- _WORK INSTRUCTION_: Word for word, retype every line of the data.

(Collected data)

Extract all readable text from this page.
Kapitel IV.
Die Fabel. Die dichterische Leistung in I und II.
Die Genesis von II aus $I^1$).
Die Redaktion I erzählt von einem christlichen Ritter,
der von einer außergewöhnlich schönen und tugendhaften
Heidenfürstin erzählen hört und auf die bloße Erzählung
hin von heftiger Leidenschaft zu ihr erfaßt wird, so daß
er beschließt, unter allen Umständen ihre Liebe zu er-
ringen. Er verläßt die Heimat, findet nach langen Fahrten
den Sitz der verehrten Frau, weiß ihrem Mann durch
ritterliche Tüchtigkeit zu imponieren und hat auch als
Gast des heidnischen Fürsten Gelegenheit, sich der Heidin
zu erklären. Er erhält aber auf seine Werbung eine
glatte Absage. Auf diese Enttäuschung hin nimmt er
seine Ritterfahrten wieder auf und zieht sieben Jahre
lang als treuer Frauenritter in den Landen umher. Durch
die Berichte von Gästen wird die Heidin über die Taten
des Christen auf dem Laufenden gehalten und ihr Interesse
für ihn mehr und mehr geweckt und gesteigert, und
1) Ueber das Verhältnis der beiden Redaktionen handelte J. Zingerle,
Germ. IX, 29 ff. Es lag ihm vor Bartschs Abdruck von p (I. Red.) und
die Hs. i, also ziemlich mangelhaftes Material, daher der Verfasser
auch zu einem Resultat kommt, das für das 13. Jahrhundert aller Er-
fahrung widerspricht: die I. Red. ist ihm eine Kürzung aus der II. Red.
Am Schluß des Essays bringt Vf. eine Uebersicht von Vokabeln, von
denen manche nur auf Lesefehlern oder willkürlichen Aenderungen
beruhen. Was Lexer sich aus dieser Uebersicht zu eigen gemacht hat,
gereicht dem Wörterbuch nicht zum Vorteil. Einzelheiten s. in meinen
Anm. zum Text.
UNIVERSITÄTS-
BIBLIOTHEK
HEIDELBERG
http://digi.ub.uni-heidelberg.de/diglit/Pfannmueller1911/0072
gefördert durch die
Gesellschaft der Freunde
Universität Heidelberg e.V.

- _FINAL ANSWER_:
Extract all readable text from this page.
Kapitel IV.
Die Fabel. Die dichterische Leistung in I und II.
Die Genesis von II aus $I^1$).
Die Redaktion I erzählt von einem christlichen Ritter,
der von einer außergewöhnlich schönen und tugendhaften
Heidenfürstin erzählen hört und auf die bloße Erzählung
hin von heftiger Leidenschaft zu ihr erfaßt wird, so daß
er beschließt, unter allen Umständen ihre Liebe zu er-
ringen. Er verläßt die Heimat, findet nach langen Fahrten
den Sitz der verehrten Frau, weiß ihrem Mann durch
ritterliche Tüchtigkeit zu imponieren und hat auch als
Gast des heidnischen Fürsten Gelegenheit, sich der Heidin
zu erklären. Er erhält aber auf seine Werbung eine
glatte Absage. Auf diese Enttäuschung hin nimmt er
seine Ritterfahrten wieder auf und zieht sieben Jahre
lang als treuer Frauenritter in den Landen umher. Durch
die Berichte von Gästen wird die Heidin über die Taten
des Christen auf dem Laufenden gehalten und ihr Interesse
für ihn mehr und mehr geweckt und gesteigert, und
1) Ueber das Verhältnis der beiden Redaktionen handelte J. Zingerle,
Germ. IX, 29 ff. Es lag ihm vor Bartschs Abdruck von p (I. Red.) und
die Hs. i, also ziemlich mangelhaftes Material, daher der Verfasser
auch zu einem Resultat kommt, das für das 13. Jahrhundert aller Er-
fahrung widerspricht: die I. Red. ist ihm eine Kürzung aus der II. Red.
Am Schluß des Essays bringt Vf. eine Uebersicht von Vokabeln, von
denen manche nur auf Lesefehlern oder willkürlichen Aenderungen
beruhen. Was Lexer sich aus dieser Uebersicht zu eigen gemacht hat,
gereicht dem Wörterbuch nicht zum Vorteil. Einzelheiten s. in meinen
Anm. zum Text.
UNIVERSITÄTS-
BIBLIOTHEK
HEIDELBERG
http://digi.ub.uni-heidelberg.de/diglit/Pfannmueller1911/0072
gefördert durch die
Gesellschaft der Freunde
Universität Heidelberg e.V.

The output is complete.